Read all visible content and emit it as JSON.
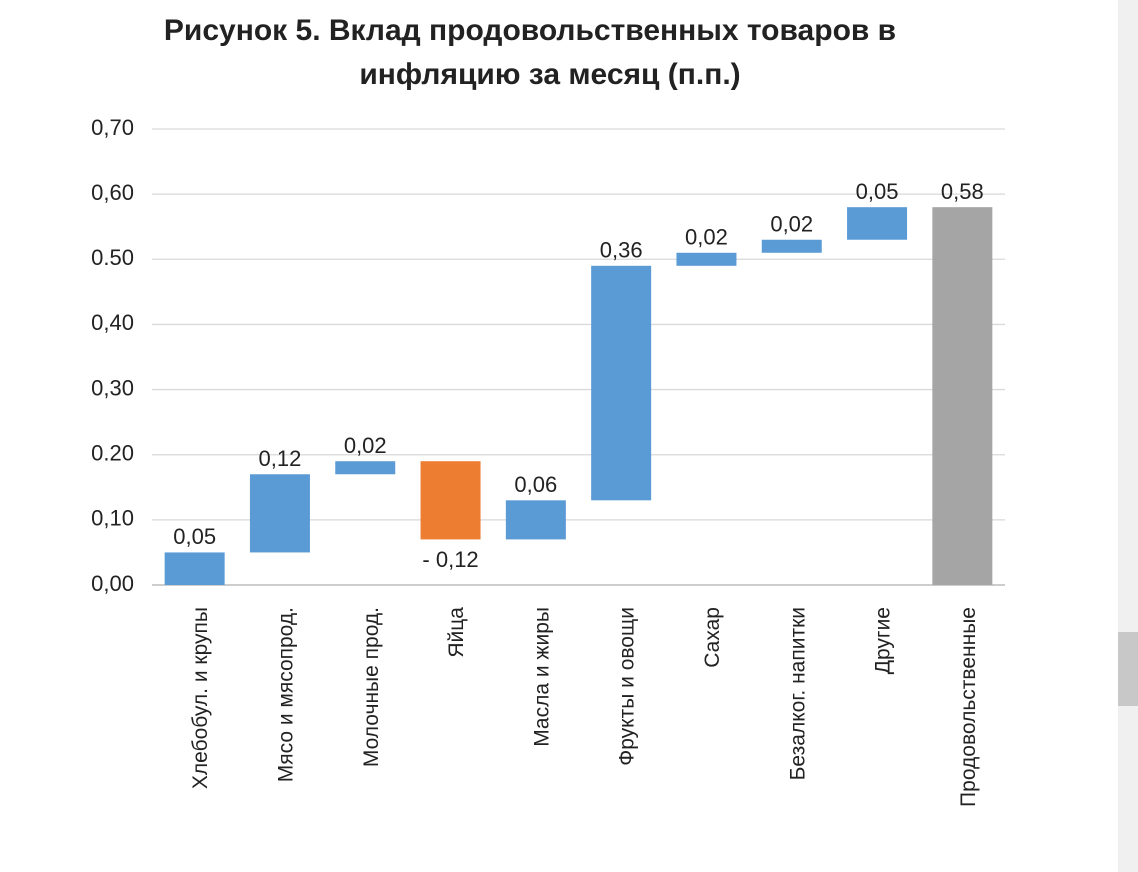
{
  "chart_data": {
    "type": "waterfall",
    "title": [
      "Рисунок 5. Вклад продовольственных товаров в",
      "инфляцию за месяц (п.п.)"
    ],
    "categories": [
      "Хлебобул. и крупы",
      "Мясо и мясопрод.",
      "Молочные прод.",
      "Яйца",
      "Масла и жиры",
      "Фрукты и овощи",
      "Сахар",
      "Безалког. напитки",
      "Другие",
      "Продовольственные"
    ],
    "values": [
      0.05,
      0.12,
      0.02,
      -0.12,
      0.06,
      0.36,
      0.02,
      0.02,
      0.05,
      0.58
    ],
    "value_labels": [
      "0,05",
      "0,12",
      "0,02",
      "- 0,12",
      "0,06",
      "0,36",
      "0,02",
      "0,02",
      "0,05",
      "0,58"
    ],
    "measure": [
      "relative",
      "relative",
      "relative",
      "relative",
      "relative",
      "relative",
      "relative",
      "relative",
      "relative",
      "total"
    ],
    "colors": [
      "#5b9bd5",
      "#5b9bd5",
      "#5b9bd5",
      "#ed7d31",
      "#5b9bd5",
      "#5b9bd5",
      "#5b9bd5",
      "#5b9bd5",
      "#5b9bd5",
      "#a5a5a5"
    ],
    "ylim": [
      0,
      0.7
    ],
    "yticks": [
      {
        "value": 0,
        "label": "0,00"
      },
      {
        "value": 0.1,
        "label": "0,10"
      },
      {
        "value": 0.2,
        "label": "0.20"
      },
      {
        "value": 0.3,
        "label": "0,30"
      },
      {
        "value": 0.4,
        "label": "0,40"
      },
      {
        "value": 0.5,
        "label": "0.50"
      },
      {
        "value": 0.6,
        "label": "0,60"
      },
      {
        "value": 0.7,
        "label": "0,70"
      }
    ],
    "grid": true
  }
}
+++++
### Stated goal
Make an exact copy of the records above, with the pictures left out.

### Output of the task
Read all visible content and emit it as JSON.
{
  "chart_data": {
    "type": "waterfall",
    "title": [
      "Рисунок 5. Вклад продовольственных товаров в",
      "инфляцию за месяц (п.п.)"
    ],
    "categories": [
      "Хлебобул. и крупы",
      "Мясо и мясопрод.",
      "Молочные прод.",
      "Яйца",
      "Масла и жиры",
      "Фрукты и овощи",
      "Сахар",
      "Безалког. напитки",
      "Другие",
      "Продовольственные"
    ],
    "values": [
      0.05,
      0.12,
      0.02,
      -0.12,
      0.06,
      0.36,
      0.02,
      0.02,
      0.05,
      0.58
    ],
    "value_labels": [
      "0,05",
      "0,12",
      "0,02",
      "- 0,12",
      "0,06",
      "0,36",
      "0,02",
      "0,02",
      "0,05",
      "0,58"
    ],
    "measure": [
      "relative",
      "relative",
      "relative",
      "relative",
      "relative",
      "relative",
      "relative",
      "relative",
      "relative",
      "total"
    ],
    "colors": [
      "#5b9bd5",
      "#5b9bd5",
      "#5b9bd5",
      "#ed7d31",
      "#5b9bd5",
      "#5b9bd5",
      "#5b9bd5",
      "#5b9bd5",
      "#5b9bd5",
      "#a5a5a5"
    ],
    "ylim": [
      0,
      0.7
    ],
    "yticks": [
      {
        "value": 0,
        "label": "0,00"
      },
      {
        "value": 0.1,
        "label": "0,10"
      },
      {
        "value": 0.2,
        "label": "0.20"
      },
      {
        "value": 0.3,
        "label": "0,30"
      },
      {
        "value": 0.4,
        "label": "0,40"
      },
      {
        "value": 0.5,
        "label": "0.50"
      },
      {
        "value": 0.6,
        "label": "0,60"
      },
      {
        "value": 0.7,
        "label": "0,70"
      }
    ],
    "grid": true
  }
}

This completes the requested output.